▶ WHAT TO DO
Print the data exactly as it is given, please.

[Data items]
_ _ _ _ _ _ _

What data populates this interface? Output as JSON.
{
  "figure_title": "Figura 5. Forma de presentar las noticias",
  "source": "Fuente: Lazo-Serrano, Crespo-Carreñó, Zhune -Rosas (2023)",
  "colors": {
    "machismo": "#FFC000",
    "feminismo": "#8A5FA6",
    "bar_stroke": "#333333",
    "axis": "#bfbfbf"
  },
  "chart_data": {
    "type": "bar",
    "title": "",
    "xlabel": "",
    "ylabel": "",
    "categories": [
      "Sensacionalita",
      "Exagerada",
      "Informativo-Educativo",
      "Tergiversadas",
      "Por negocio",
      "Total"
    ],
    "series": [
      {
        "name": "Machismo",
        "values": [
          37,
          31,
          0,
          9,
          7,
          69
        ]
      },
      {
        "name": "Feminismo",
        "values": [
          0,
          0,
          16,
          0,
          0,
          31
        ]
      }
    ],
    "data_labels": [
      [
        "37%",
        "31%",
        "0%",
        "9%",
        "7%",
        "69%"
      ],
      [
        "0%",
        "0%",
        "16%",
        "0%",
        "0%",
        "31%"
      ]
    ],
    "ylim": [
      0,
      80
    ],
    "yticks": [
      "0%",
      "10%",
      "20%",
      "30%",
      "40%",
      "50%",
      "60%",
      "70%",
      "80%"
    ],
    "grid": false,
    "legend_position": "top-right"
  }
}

_ _ _ _ _ _ _

▶ TASK RESPONSE
What data populates this interface? Output as JSON.
{
  "figure_title": "Figura 5. Forma de presentar las noticias",
  "source": "Fuente: Lazo-Serrano, Crespo-Carreñó, Zhune -Rosas (2023)",
  "colors": {
    "machismo": "#FFC000",
    "feminismo": "#8A5FA6",
    "bar_stroke": "#333333",
    "axis": "#bfbfbf"
  },
  "chart_data": {
    "type": "bar",
    "title": "",
    "xlabel": "",
    "ylabel": "",
    "categories": [
      "Sensacionalita",
      "Exagerada",
      "Informativo-Educativo",
      "Tergiversadas",
      "Por negocio",
      "Total"
    ],
    "series": [
      {
        "name": "Machismo",
        "values": [
          37,
          31,
          0,
          9,
          7,
          69
        ]
      },
      {
        "name": "Feminismo",
        "values": [
          0,
          0,
          16,
          0,
          0,
          31
        ]
      }
    ],
    "data_labels": [
      [
        "37%",
        "31%",
        "0%",
        "9%",
        "7%",
        "69%"
      ],
      [
        "0%",
        "0%",
        "16%",
        "0%",
        "0%",
        "31%"
      ]
    ],
    "ylim": [
      0,
      80
    ],
    "yticks": [
      "0%",
      "10%",
      "20%",
      "30%",
      "40%",
      "50%",
      "60%",
      "70%",
      "80%"
    ],
    "grid": false,
    "legend_position": "top-right"
  }
}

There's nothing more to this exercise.